- _Problem to solve_:
Are you able to quote each entry exactly as written?

- _Given entries_:

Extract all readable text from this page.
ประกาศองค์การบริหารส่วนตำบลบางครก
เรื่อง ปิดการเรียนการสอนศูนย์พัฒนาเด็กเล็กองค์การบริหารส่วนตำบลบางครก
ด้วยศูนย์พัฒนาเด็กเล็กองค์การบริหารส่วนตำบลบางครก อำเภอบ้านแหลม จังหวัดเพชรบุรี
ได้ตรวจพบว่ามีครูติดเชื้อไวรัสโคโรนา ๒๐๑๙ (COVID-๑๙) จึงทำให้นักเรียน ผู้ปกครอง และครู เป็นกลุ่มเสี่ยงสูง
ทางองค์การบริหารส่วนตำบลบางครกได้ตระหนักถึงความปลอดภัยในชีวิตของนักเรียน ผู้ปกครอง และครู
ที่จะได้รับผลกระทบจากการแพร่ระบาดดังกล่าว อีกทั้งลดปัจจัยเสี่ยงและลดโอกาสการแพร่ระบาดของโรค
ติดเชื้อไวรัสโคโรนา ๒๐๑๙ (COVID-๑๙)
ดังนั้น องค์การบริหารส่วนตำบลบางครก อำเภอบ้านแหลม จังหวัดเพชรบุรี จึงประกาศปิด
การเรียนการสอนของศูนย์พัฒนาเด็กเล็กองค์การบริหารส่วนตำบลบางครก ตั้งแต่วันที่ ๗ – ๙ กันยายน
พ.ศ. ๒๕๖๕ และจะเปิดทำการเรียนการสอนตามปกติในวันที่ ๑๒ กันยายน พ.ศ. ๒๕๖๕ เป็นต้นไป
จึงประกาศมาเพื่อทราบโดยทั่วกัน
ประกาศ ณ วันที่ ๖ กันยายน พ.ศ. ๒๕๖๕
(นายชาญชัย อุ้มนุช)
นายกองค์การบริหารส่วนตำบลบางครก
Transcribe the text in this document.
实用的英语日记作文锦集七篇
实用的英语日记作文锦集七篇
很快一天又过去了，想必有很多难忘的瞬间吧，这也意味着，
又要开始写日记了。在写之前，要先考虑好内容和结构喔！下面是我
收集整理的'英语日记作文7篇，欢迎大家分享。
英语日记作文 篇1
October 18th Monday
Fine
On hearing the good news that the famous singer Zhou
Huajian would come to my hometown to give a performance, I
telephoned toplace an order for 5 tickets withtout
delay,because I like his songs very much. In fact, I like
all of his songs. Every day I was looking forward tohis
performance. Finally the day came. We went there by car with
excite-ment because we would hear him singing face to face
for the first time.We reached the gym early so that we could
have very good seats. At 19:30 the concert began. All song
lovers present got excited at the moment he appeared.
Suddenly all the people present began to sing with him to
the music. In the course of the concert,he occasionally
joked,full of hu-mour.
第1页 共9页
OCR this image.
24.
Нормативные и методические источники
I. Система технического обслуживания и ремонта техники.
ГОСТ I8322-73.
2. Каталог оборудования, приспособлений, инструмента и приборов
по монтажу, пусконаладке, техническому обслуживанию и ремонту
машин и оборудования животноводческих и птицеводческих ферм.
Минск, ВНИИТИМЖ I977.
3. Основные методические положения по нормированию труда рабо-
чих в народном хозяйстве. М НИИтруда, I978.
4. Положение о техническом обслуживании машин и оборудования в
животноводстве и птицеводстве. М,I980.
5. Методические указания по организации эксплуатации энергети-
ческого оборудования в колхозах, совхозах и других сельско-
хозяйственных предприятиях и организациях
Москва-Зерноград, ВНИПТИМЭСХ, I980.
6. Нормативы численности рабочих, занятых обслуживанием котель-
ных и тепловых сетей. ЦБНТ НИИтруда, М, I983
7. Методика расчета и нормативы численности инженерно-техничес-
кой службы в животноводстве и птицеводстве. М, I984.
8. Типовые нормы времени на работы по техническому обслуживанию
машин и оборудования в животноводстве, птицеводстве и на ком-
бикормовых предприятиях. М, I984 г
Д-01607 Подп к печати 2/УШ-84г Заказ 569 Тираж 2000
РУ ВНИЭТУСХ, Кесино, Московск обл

- _Response_:
Extract all readable text from this page.
ประกาศองค์การบริหารส่วนตำบลบางครก
เรื่อง ปิดการเรียนการสอนศูนย์พัฒนาเด็กเล็กองค์การบริหารส่วนตำบลบางครก
ด้วยศูนย์พัฒนาเด็กเล็กองค์การบริหารส่วนตำบลบางครก อำเภอบ้านแหลม จังหวัดเพชรบุรี
ได้ตรวจพบว่ามีครูติดเชื้อไวรัสโคโรนา ๒๐๑๙ (COVID-๑๙) จึงทำให้นักเรียน ผู้ปกครอง และครู เป็นกลุ่มเสี่ยงสูง
ทางองค์การบริหารส่วนตำบลบางครกได้ตระหนักถึงความปลอดภัยในชีวิตของนักเรียน ผู้ปกครอง และครู
ที่จะได้รับผลกระทบจากการแพร่ระบาดดังกล่าว อีกทั้งลดปัจจัยเสี่ยงและลดโอกาสการแพร่ระบาดของโรค
ติดเชื้อไวรัสโคโรนา ๒๐๑๙ (COVID-๑๙)
ดังนั้น องค์การบริหารส่วนตำบลบางครก อำเภอบ้านแหลม จังหวัดเพชรบุรี จึงประกาศปิด
การเรียนการสอนของศูนย์พัฒนาเด็กเล็กองค์การบริหารส่วนตำบลบางครก ตั้งแต่วันที่ ๗ – ๙ กันยายน
พ.ศ. ๒๕๖๕ และจะเปิดทำการเรียนการสอนตามปกติในวันที่ ๑๒ กันยายน พ.ศ. ๒๕๖๕ เป็นต้นไป
จึงประกาศมาเพื่อทราบโดยทั่วกัน
ประกาศ ณ วันที่ ๖ กันยายน พ.ศ. ๒๕๖๕
(นายชาญชัย อุ้มนุช)
นายกองค์การบริหารส่วนตำบลบางครก
Transcribe the text in this document.
实用的英语日记作文锦集七篇
实用的英语日记作文锦集七篇
很快一天又过去了，想必有很多难忘的瞬间吧，这也意味着，
又要开始写日记了。在写之前，要先考虑好内容和结构喔！下面是我
收集整理的'英语日记作文7篇，欢迎大家分享。
英语日记作文 篇1
October 18th Monday
Fine
On hearing the good news that the famous singer Zhou
Huajian would come to my hometown to give a performance, I
telephoned toplace an order for 5 tickets withtout
delay,because I like his songs very much. In fact, I like
all of his songs. Every day I was looking forward tohis
performance. Finally the day came. We went there by car with
excite-ment because we would hear him singing face to face
for the first time.We reached the gym early so that we could
have very good seats. At 19:30 the concert began. All song
lovers present got excited at the moment he appeared.
Suddenly all the people present began to sing with him to
the music. In the course of the concert,he occasionally
joked,full of hu-mour.
第1页 共9页
OCR this image.
24.
Нормативные и методические источники
I. Система технического обслуживания и ремонта техники.
ГОСТ I8322-73.
2. Каталог оборудования, приспособлений, инструмента и приборов
по монтажу, пусконаладке, техническому обслуживанию и ремонту
машин и оборудования животноводческих и птицеводческих ферм.
Минск, ВНИИТИМЖ I977.
3. Основные методические положения по нормированию труда рабо-
чих в народном хозяйстве. М НИИтруда, I978.
4. Положение о техническом обслуживании машин и оборудования в
животноводстве и птицеводстве. М,I980.
5. Методические указания по организации эксплуатации энергети-
ческого оборудования в колхозах, совхозах и других сельско-
хозяйственных предприятиях и организациях
Москва-Зерноград, ВНИПТИМЭСХ, I980.
6. Нормативы численности рабочих, занятых обслуживанием котель-
ных и тепловых сетей. ЦБНТ НИИтруда, М, I983
7. Методика расчета и нормативы численности инженерно-техничес-
кой службы в животноводстве и птицеводстве. М, I984.
8. Типовые нормы времени на работы по техническому обслуживанию
машин и оборудования в животноводстве, птицеводстве и на ком-
бикормовых предприятиях. М, I984 г
Д-01607 Подп к печати 2/УШ-84г Заказ 569 Тираж 2000
РУ ВНИЭТУСХ, Кесино, Московск обл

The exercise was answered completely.